_What is expected_
Go through the material and write it all out exactly, minus the pictures.

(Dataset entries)
----
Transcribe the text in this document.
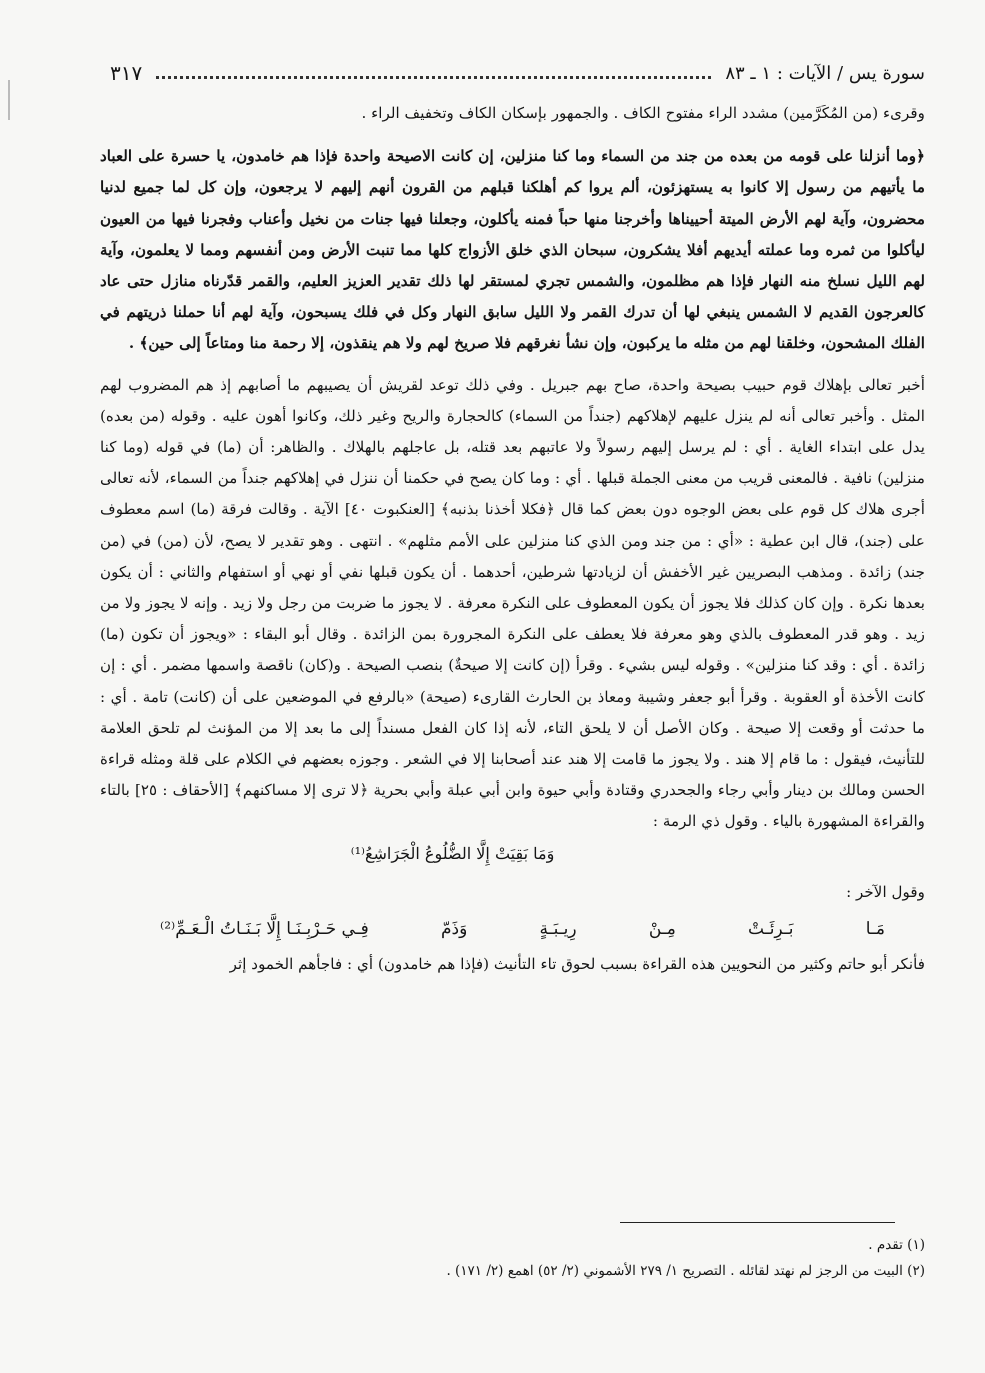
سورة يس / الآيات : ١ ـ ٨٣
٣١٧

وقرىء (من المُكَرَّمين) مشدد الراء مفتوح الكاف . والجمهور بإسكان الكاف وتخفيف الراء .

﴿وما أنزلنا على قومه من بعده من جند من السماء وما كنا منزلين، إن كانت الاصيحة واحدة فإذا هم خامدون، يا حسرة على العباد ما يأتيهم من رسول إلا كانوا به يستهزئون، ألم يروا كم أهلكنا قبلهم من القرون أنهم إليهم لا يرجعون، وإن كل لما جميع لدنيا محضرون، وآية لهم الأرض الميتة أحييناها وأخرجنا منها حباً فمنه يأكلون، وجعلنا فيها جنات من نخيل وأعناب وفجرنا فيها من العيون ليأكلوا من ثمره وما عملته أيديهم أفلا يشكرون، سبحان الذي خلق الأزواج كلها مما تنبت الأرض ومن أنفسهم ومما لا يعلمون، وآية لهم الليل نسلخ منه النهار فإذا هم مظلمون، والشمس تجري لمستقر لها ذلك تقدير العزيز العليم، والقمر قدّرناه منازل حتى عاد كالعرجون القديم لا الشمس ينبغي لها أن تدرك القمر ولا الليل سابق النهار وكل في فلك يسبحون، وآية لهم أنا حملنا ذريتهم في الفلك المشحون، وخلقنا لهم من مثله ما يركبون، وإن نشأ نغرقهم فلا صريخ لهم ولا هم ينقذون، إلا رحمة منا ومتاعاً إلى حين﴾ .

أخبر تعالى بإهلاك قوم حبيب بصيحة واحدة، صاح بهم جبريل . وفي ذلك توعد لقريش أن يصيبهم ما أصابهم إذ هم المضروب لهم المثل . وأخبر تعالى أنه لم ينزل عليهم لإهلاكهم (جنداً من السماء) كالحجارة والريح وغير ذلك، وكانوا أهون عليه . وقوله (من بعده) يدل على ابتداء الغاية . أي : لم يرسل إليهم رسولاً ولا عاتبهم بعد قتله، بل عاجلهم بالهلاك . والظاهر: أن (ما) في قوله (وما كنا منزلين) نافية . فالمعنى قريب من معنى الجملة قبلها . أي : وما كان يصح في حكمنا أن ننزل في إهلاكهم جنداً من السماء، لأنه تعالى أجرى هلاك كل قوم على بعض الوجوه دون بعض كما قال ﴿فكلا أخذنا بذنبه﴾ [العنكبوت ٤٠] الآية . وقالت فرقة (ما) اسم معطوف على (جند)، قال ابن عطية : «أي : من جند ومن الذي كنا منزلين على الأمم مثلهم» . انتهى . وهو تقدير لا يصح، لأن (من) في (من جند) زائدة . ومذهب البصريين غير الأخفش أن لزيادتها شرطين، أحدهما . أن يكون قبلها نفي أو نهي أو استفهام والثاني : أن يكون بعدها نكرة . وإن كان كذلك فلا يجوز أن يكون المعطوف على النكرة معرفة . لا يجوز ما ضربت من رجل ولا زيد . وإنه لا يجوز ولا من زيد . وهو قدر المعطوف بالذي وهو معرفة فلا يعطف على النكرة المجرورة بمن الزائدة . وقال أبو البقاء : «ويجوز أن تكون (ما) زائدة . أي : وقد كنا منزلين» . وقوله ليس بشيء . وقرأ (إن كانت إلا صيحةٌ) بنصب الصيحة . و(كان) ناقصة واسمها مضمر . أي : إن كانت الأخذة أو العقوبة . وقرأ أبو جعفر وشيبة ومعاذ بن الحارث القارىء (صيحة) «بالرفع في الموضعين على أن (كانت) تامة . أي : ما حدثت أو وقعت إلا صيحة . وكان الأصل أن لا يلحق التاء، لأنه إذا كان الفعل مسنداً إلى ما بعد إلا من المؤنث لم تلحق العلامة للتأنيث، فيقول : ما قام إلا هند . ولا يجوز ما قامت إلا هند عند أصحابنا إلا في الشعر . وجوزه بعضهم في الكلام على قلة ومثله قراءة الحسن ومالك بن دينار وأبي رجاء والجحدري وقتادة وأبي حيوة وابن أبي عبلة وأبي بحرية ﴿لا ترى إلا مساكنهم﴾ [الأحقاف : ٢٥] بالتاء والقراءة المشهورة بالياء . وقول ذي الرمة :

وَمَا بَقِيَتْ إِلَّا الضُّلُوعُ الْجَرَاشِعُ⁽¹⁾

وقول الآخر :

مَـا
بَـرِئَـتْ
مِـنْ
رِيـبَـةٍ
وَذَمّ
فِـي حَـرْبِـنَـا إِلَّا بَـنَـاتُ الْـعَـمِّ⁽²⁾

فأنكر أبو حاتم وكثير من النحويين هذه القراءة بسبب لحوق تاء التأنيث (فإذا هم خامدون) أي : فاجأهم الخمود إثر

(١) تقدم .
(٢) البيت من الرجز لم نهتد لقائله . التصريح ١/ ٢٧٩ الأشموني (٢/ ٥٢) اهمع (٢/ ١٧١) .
----
_Output of the exercise_
Transcribe the text in this document.
سورة يس / الآيات : ١ ـ ٨٣
٣١٧

وقرىء (من المُكَرَّمين) مشدد الراء مفتوح الكاف . والجمهور بإسكان الكاف وتخفيف الراء .

﴿وما أنزلنا على قومه من بعده من جند من السماء وما كنا منزلين، إن كانت الاصيحة واحدة فإذا هم خامدون، يا حسرة على العباد ما يأتيهم من رسول إلا كانوا به يستهزئون، ألم يروا كم أهلكنا قبلهم من القرون أنهم إليهم لا يرجعون، وإن كل لما جميع لدنيا محضرون، وآية لهم الأرض الميتة أحييناها وأخرجنا منها حباً فمنه يأكلون، وجعلنا فيها جنات من نخيل وأعناب وفجرنا فيها من العيون ليأكلوا من ثمره وما عملته أيديهم أفلا يشكرون، سبحان الذي خلق الأزواج كلها مما تنبت الأرض ومن أنفسهم ومما لا يعلمون، وآية لهم الليل نسلخ منه النهار فإذا هم مظلمون، والشمس تجري لمستقر لها ذلك تقدير العزيز العليم، والقمر قدّرناه منازل حتى عاد كالعرجون القديم لا الشمس ينبغي لها أن تدرك القمر ولا الليل سابق النهار وكل في فلك يسبحون، وآية لهم أنا حملنا ذريتهم في الفلك المشحون، وخلقنا لهم من مثله ما يركبون، وإن نشأ نغرقهم فلا صريخ لهم ولا هم ينقذون، إلا رحمة منا ومتاعاً إلى حين﴾ .

أخبر تعالى بإهلاك قوم حبيب بصيحة واحدة، صاح بهم جبريل . وفي ذلك توعد لقريش أن يصيبهم ما أصابهم إذ هم المضروب لهم المثل . وأخبر تعالى أنه لم ينزل عليهم لإهلاكهم (جنداً من السماء) كالحجارة والريح وغير ذلك، وكانوا أهون عليه . وقوله (من بعده) يدل على ابتداء الغاية . أي : لم يرسل إليهم رسولاً ولا عاتبهم بعد قتله، بل عاجلهم بالهلاك . والظاهر: أن (ما) في قوله (وما كنا منزلين) نافية . فالمعنى قريب من معنى الجملة قبلها . أي : وما كان يصح في حكمنا أن ننزل في إهلاكهم جنداً من السماء، لأنه تعالى أجرى هلاك كل قوم على بعض الوجوه دون بعض كما قال ﴿فكلا أخذنا بذنبه﴾ [العنكبوت ٤٠] الآية . وقالت فرقة (ما) اسم معطوف على (جند)، قال ابن عطية : «أي : من جند ومن الذي كنا منزلين على الأمم مثلهم» . انتهى . وهو تقدير لا يصح، لأن (من) في (من جند) زائدة . ومذهب البصريين غير الأخفش أن لزيادتها شرطين، أحدهما . أن يكون قبلها نفي أو نهي أو استفهام والثاني : أن يكون بعدها نكرة . وإن كان كذلك فلا يجوز أن يكون المعطوف على النكرة معرفة . لا يجوز ما ضربت من رجل ولا زيد . وإنه لا يجوز ولا من زيد . وهو قدر المعطوف بالذي وهو معرفة فلا يعطف على النكرة المجرورة بمن الزائدة . وقال أبو البقاء : «ويجوز أن تكون (ما) زائدة . أي : وقد كنا منزلين» . وقوله ليس بشيء . وقرأ (إن كانت إلا صيحةٌ) بنصب الصيحة . و(كان) ناقصة واسمها مضمر . أي : إن كانت الأخذة أو العقوبة . وقرأ أبو جعفر وشيبة ومعاذ بن الحارث القارىء (صيحة) «بالرفع في الموضعين على أن (كانت) تامة . أي : ما حدثت أو وقعت إلا صيحة . وكان الأصل أن لا يلحق التاء، لأنه إذا كان الفعل مسنداً إلى ما بعد إلا من المؤنث لم تلحق العلامة للتأنيث، فيقول : ما قام إلا هند . ولا يجوز ما قامت إلا هند عند أصحابنا إلا في الشعر . وجوزه بعضهم في الكلام على قلة ومثله قراءة الحسن ومالك بن دينار وأبي رجاء والجحدري وقتادة وأبي حيوة وابن أبي عبلة وأبي بحرية ﴿لا ترى إلا مساكنهم﴾ [الأحقاف : ٢٥] بالتاء والقراءة المشهورة بالياء . وقول ذي الرمة :

وَمَا بَقِيَتْ إِلَّا الضُّلُوعُ الْجَرَاشِعُ⁽¹⁾

وقول الآخر :

مَـا
بَـرِئَـتْ
مِـنْ
رِيـبَـةٍ
وَذَمّ
فِـي حَـرْبِـنَـا إِلَّا بَـنَـاتُ الْـعَـمِّ⁽²⁾

فأنكر أبو حاتم وكثير من النحويين هذه القراءة بسبب لحوق تاء التأنيث (فإذا هم خامدون) أي : فاجأهم الخمود إثر

(١) تقدم .
(٢) البيت من الرجز لم نهتد لقائله . التصريح ١/ ٢٧٩ الأشموني (٢/ ٥٢) اهمع (٢/ ١٧١) .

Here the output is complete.